## What the task requires
Report the number of lines containing "this", with no other words.

## Data for processing
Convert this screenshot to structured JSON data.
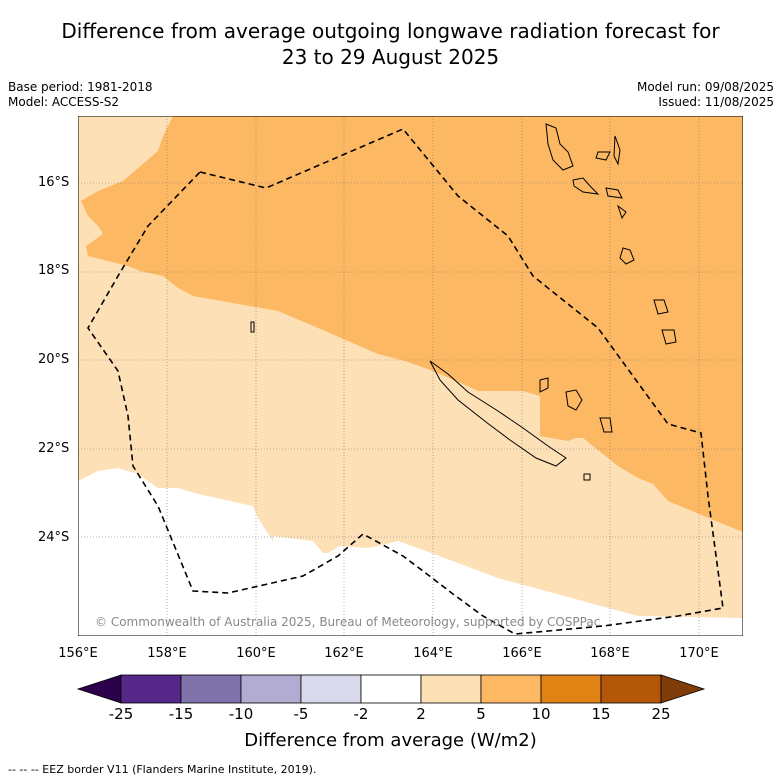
{
  "title_line1": "Difference from average outgoing longwave radiation forecast for",
  "title_line2": "23 to 29 August 2025",
  "base_period": "Base period: 1981-2018",
  "model": "Model: ACCESS-S2",
  "model_run": "Model run: 09/08/2025",
  "issued": "Issued: 11/08/2025",
  "lat_labels": [
    "16°S",
    "18°S",
    "20°S",
    "22°S",
    "24°S"
  ],
  "lon_labels": [
    "156°E",
    "158°E",
    "160°E",
    "162°E",
    "164°E",
    "166°E",
    "168°E",
    "170°E"
  ],
  "copyright": "© Commonwealth of Australia 2025, Bureau of Meteorology, supported by COSPPac",
  "colorbar": {
    "ticks": [
      "-25",
      "-15",
      "-10",
      "-5",
      "-2",
      "2",
      "5",
      "10",
      "15",
      "25"
    ],
    "colors": [
      "#2d004b",
      "#542788",
      "#8073ac",
      "#b2abd2",
      "#d8daeb",
      "#ffffff",
      "#fee0b6",
      "#fdb863",
      "#e08214",
      "#b35806",
      "#7f3b08"
    ],
    "title": "Difference from average (W/m2)"
  },
  "footer": "--  --  -- EEZ border V11 (Flanders Marine Institute, 2019)."
}
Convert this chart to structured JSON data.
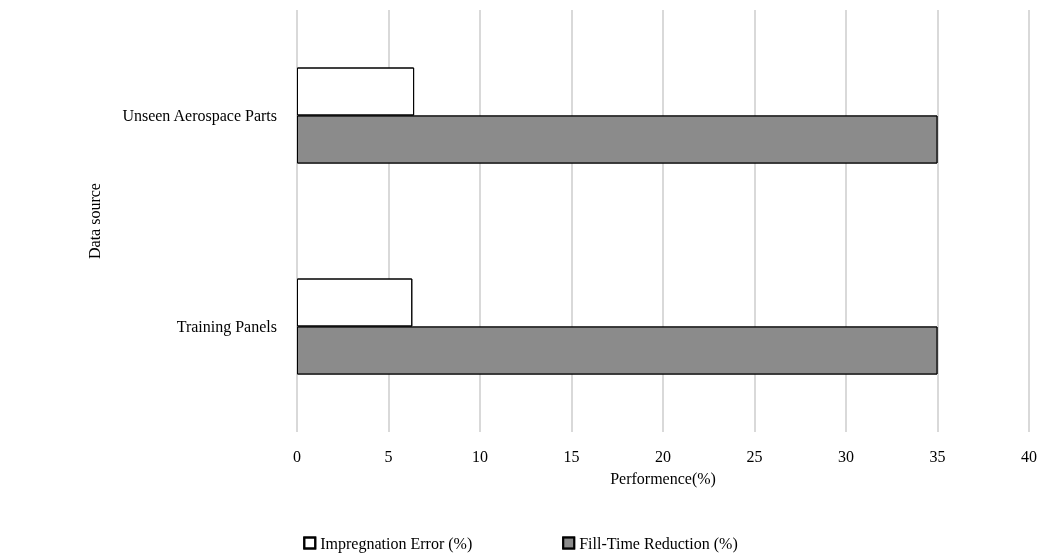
{
  "chart_data": {
    "type": "bar",
    "orientation": "horizontal",
    "xlabel": "Performence(%)",
    "ylabel": "Data source",
    "categories": [
      "Unseen Aerospace Parts",
      "Training Panels"
    ],
    "series": [
      {
        "name": "Impregnation Error (%)",
        "color": "#ffffff",
        "values": [
          6.4,
          6.3
        ]
      },
      {
        "name": "Fill-Time Reduction (%)",
        "color": "#5a5a5a",
        "values": [
          35,
          35
        ]
      }
    ],
    "xlim": [
      0,
      40
    ],
    "xticks": [
      0,
      5,
      10,
      15,
      20,
      25,
      30,
      35,
      40
    ],
    "grid": "x",
    "legend": "bottom"
  }
}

## Response to the exercise
2